Record extracts:
****

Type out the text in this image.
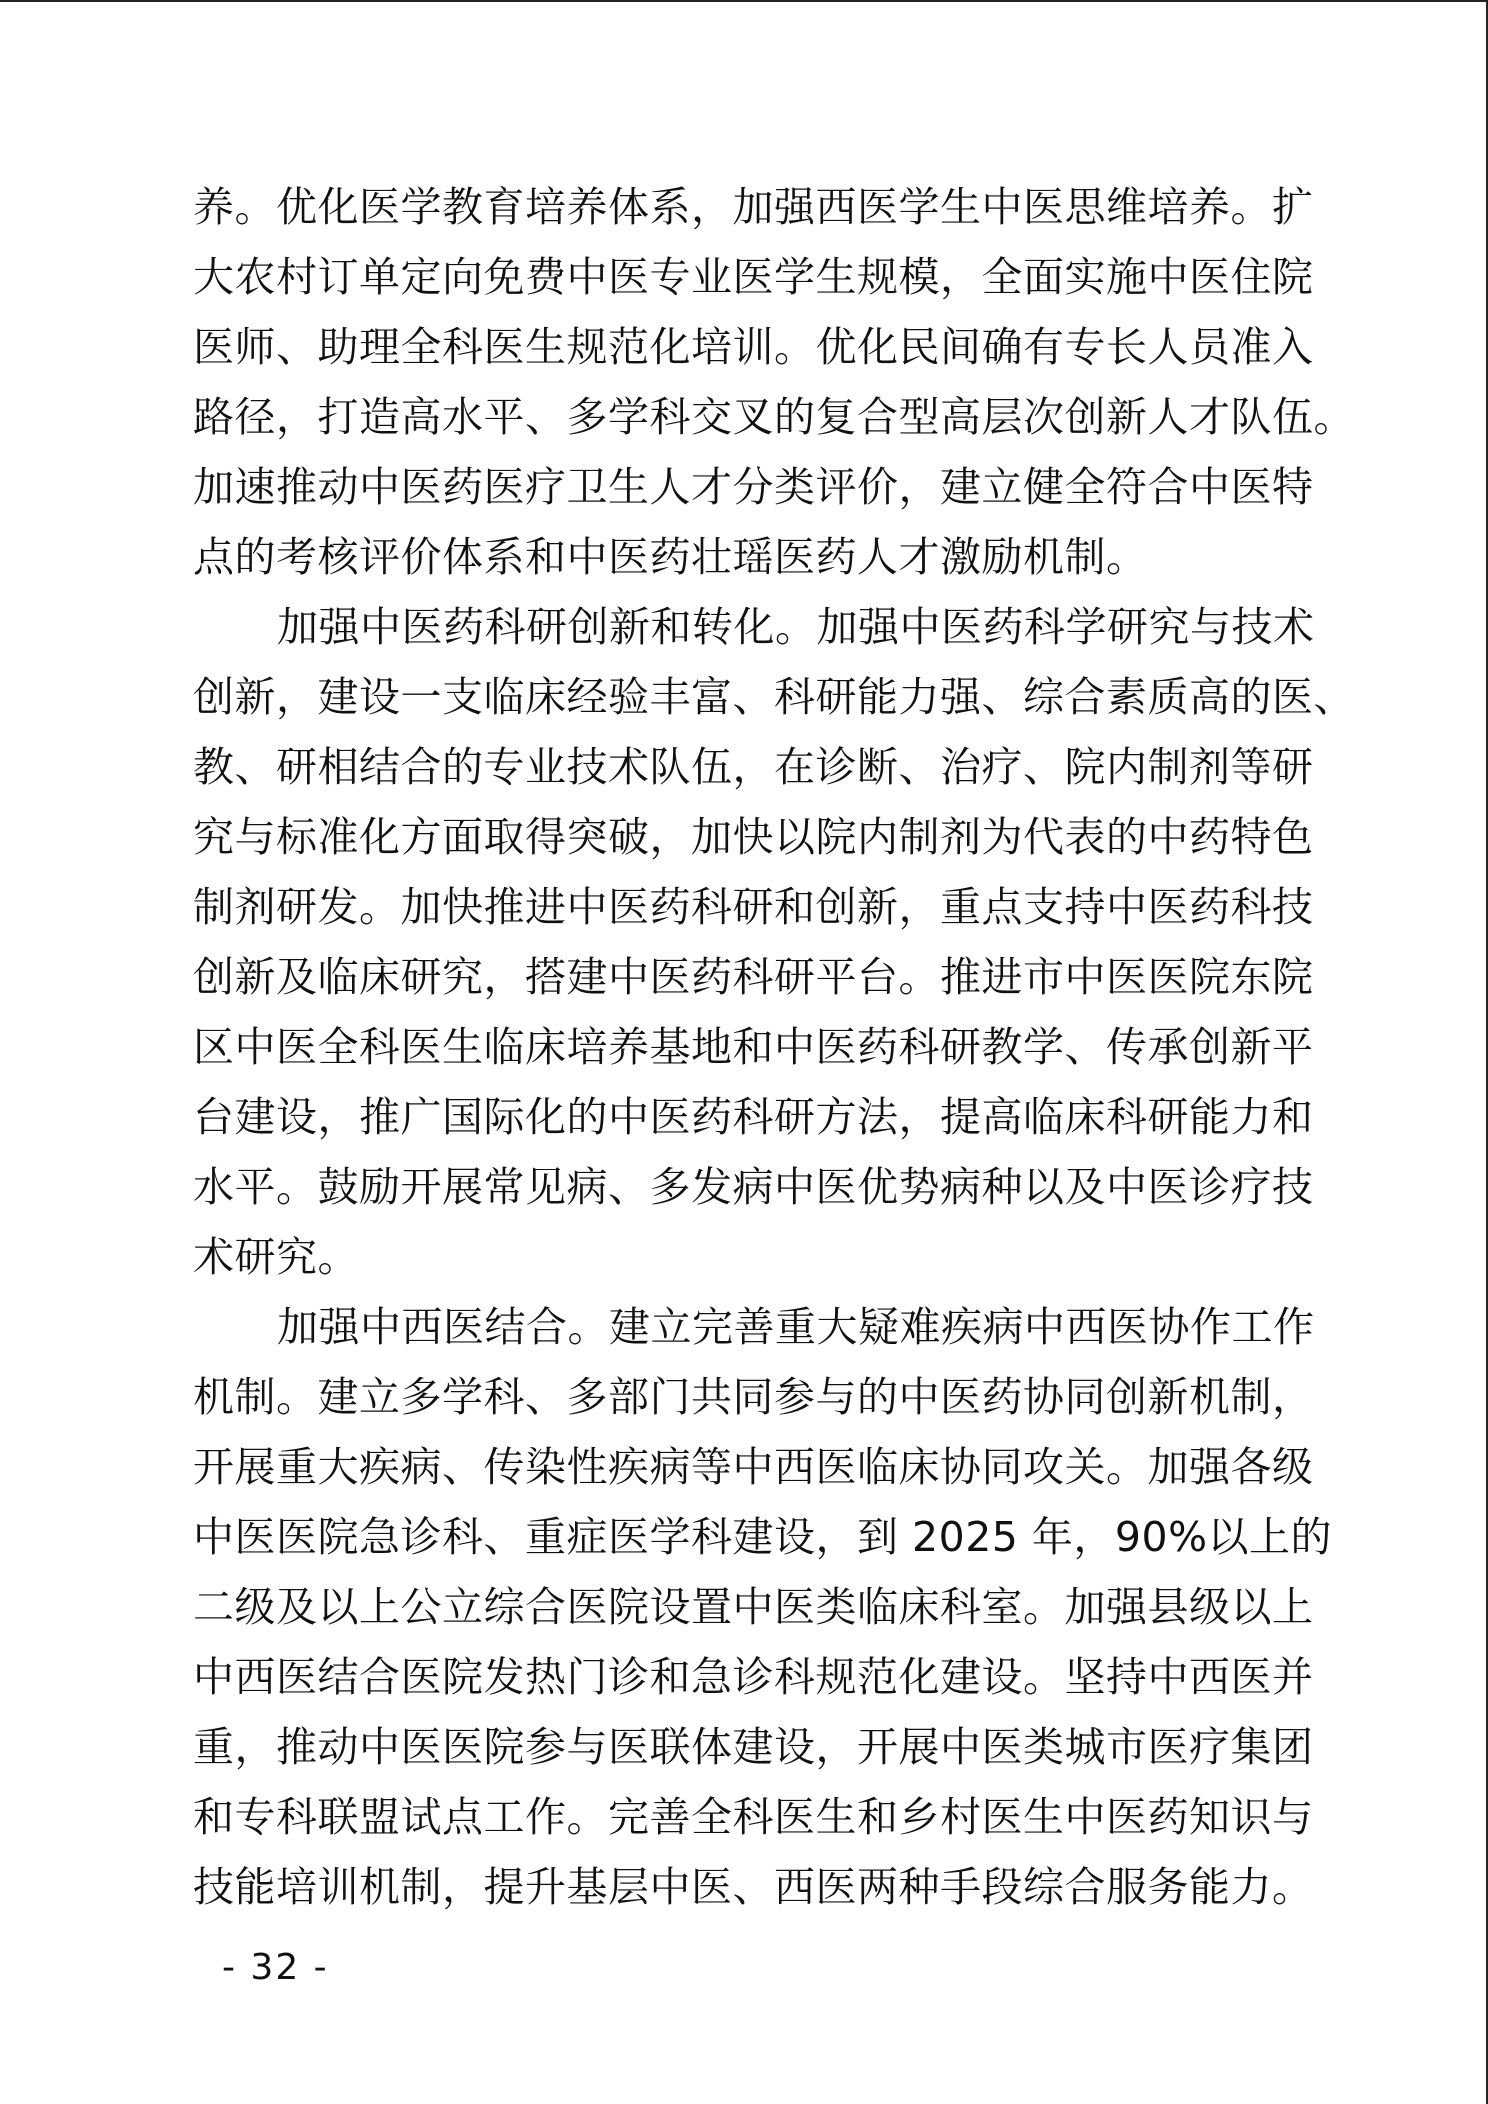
养。优化医学教育培养体系，加强西医学生中医思维培养。扩
大农村订单定向免费中医专业医学生规模，全面实施中医住院
医师、助理全科医生规范化培训。优化民间确有专长人员准入
路径，打造高水平、多学科交叉的复合型高层次创新人才队伍。
加速推动中医药医疗卫生人才分类评价，建立健全符合中医特
点的考核评价体系和中医药壮瑶医药人才激励机制。
加强中医药科研创新和转化。加强中医药科学研究与技术
创新，建设一支临床经验丰富、科研能力强、综合素质高的医、
教、研相结合的专业技术队伍，在诊断、治疗、院内制剂等研
究与标准化方面取得突破，加快以院内制剂为代表的中药特色
制剂研发。加快推进中医药科研和创新，重点支持中医药科技
创新及临床研究，搭建中医药科研平台。推进市中医医院东院
区中医全科医生临床培养基地和中医药科研教学、传承创新平
台建设，推广国际化的中医药科研方法，提高临床科研能力和
水平。鼓励开展常见病、多发病中医优势病种以及中医诊疗技
术研究。
加强中西医结合。建立完善重大疑难疾病中西医协作工作
机制。建立多学科、多部门共同参与的中医药协同创新机制，
开展重大疾病、传染性疾病等中西医临床协同攻关。加强各级
中医医院急诊科、重症医学科建设，到 2025 年，90%以上的
二级及以上公立综合医院设置中医类临床科室。加强县级以上
中西医结合医院发热门诊和急诊科规范化建设。坚持中西医并
重，推动中医医院参与医联体建设，开展中医类城市医疗集团
和专科联盟试点工作。完善全科医生和乡村医生中医药知识与
技能培训机制，提升基层中医、西医两种手段综合服务能力。
- 32 -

****

What you will do: Retype all of the entries exactly as written, leaving out any images.

Solved exercise:
Type out the text in this image.
养。优化医学教育培养体系，加强西医学生中医思维培养。扩
大农村订单定向免费中医专业医学生规模，全面实施中医住院
医师、助理全科医生规范化培训。优化民间确有专长人员准入
路径，打造高水平、多学科交叉的复合型高层次创新人才队伍。
加速推动中医药医疗卫生人才分类评价，建立健全符合中医特
点的考核评价体系和中医药壮瑶医药人才激励机制。
加强中医药科研创新和转化。加强中医药科学研究与技术
创新，建设一支临床经验丰富、科研能力强、综合素质高的医、
教、研相结合的专业技术队伍，在诊断、治疗、院内制剂等研
究与标准化方面取得突破，加快以院内制剂为代表的中药特色
制剂研发。加快推进中医药科研和创新，重点支持中医药科技
创新及临床研究，搭建中医药科研平台。推进市中医医院东院
区中医全科医生临床培养基地和中医药科研教学、传承创新平
台建设，推广国际化的中医药科研方法，提高临床科研能力和
水平。鼓励开展常见病、多发病中医优势病种以及中医诊疗技
术研究。
加强中西医结合。建立完善重大疑难疾病中西医协作工作
机制。建立多学科、多部门共同参与的中医药协同创新机制，
开展重大疾病、传染性疾病等中西医临床协同攻关。加强各级
中医医院急诊科、重症医学科建设，到 2025 年，90%以上的
二级及以上公立综合医院设置中医类临床科室。加强县级以上
中西医结合医院发热门诊和急诊科规范化建设。坚持中西医并
重，推动中医医院参与医联体建设，开展中医类城市医疗集团
和专科联盟试点工作。完善全科医生和乡村医生中医药知识与
技能培训机制，提升基层中医、西医两种手段综合服务能力。
- 32 -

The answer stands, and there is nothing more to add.